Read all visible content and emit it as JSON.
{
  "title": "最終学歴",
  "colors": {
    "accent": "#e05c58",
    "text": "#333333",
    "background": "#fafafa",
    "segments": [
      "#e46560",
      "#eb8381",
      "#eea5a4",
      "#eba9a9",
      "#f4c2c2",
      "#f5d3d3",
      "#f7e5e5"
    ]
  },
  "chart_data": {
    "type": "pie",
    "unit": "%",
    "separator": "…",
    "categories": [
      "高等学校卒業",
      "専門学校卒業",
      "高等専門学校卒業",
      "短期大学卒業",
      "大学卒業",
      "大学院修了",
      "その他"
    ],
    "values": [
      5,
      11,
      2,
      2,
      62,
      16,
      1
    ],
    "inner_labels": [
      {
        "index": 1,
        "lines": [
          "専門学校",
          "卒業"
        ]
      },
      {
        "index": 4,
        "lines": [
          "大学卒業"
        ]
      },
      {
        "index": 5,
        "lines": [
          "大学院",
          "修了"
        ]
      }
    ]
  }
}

• [Required task] Could you transcribe the records in full, exactly?

• [Solution to the exercise]
Read all visible content and emit it as JSON.
{
  "title": "最終学歴",
  "colors": {
    "accent": "#e05c58",
    "text": "#333333",
    "background": "#fafafa",
    "segments": [
      "#e46560",
      "#eb8381",
      "#eea5a4",
      "#eba9a9",
      "#f4c2c2",
      "#f5d3d3",
      "#f7e5e5"
    ]
  },
  "chart_data": {
    "type": "pie",
    "unit": "%",
    "separator": "…",
    "categories": [
      "高等学校卒業",
      "専門学校卒業",
      "高等専門学校卒業",
      "短期大学卒業",
      "大学卒業",
      "大学院修了",
      "その他"
    ],
    "values": [
      5,
      11,
      2,
      2,
      62,
      16,
      1
    ],
    "inner_labels": [
      {
        "index": 1,
        "lines": [
          "専門学校",
          "卒業"
        ]
      },
      {
        "index": 4,
        "lines": [
          "大学卒業"
        ]
      },
      {
        "index": 5,
        "lines": [
          "大学院",
          "修了"
        ]
      }
    ]
  }
}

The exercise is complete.